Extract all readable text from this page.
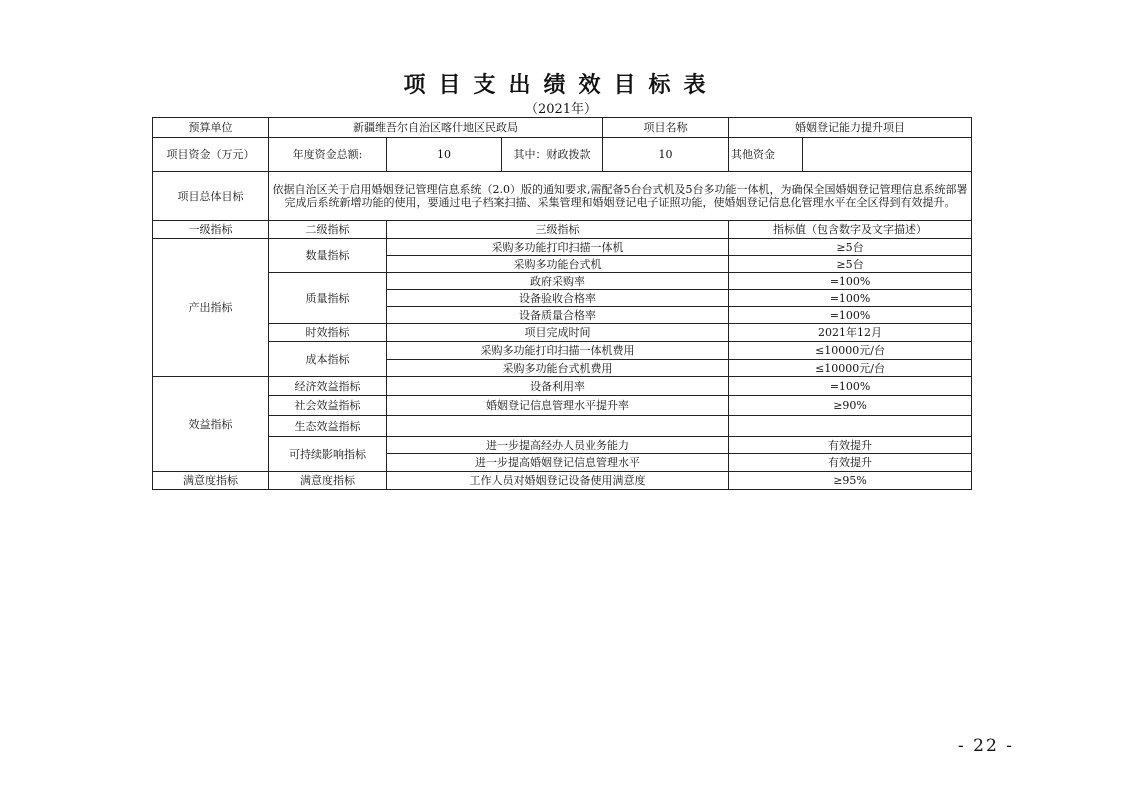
项目支出绩效目标表
（2021年）
预算单位	新疆维吾尔自治区喀什地区民政局			项目名称	婚姻登记能力提升项目	
项目资金（万元）	年度资金总额:	10	其中：财政拨款	10	其他资金	
项目总体目标	依据自治区关于启用婚姻登记管理信息系统（2.0）版的通知要求,需配备5台台式机及5台多功能一体机，为确保全国婚姻登记管理信息系统部署完成后系统新增功能的使用，要通过电子档案扫描、采集管理和婚姻登记电子证照功能，使婚姻登记信息化管理水平在全区得到有效提升。					
一级指标	二级指标	三级指标			指标值（包含数字及文字描述）	
产出指标	数量指标	采购多功能打印扫描一体机			≥5台	
		采购多功能台式机			≥5台	
	质量指标	政府采购率			=100%	
		设备验收合格率			=100%	
		设备质量合格率			=100%	
	时效指标	项目完成时间			2021年12月	
	成本指标	采购多功能打印扫描一体机费用			≤10000元/台	
		采购多功能台式机费用			≤10000元/台	
效益指标	经济效益指标	设备利用率			=100%	
	社会效益指标	婚姻登记信息管理水平提升率			≥90%	
	生态效益指标					
	可持续影响指标	进一步提高经办人员业务能力			有效提升	
		进一步提高婚姻登记信息管理水平			有效提升	
满意度指标	满意度指标	工作人员对婚姻登记设备使用满意度			≥95%	
- 22 -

Aim of the task
Write out each line of the data exactly; the images should be left out.

Written solution
Extract all readable text from this page.
项目支出绩效目标表
（2021年）
预算单位	新疆维吾尔自治区喀什地区民政局			项目名称	婚姻登记能力提升项目	
项目资金（万元）	年度资金总额:	10	其中：财政拨款	10	其他资金	
项目总体目标	依据自治区关于启用婚姻登记管理信息系统（2.0）版的通知要求,需配备5台台式机及5台多功能一体机，为确保全国婚姻登记管理信息系统部署完成后系统新增功能的使用，要通过电子档案扫描、采集管理和婚姻登记电子证照功能，使婚姻登记信息化管理水平在全区得到有效提升。					
一级指标	二级指标	三级指标			指标值（包含数字及文字描述）	
产出指标	数量指标	采购多功能打印扫描一体机			≥5台	
		采购多功能台式机			≥5台	
	质量指标	政府采购率			=100%	
		设备验收合格率			=100%	
		设备质量合格率			=100%	
	时效指标	项目完成时间			2021年12月	
	成本指标	采购多功能打印扫描一体机费用			≤10000元/台	
		采购多功能台式机费用			≤10000元/台	
效益指标	经济效益指标	设备利用率			=100%	
	社会效益指标	婚姻登记信息管理水平提升率			≥90%	
	生态效益指标					
	可持续影响指标	进一步提高经办人员业务能力			有效提升	
		进一步提高婚姻登记信息管理水平			有效提升	
满意度指标	满意度指标	工作人员对婚姻登记设备使用满意度			≥95%	
- 22 -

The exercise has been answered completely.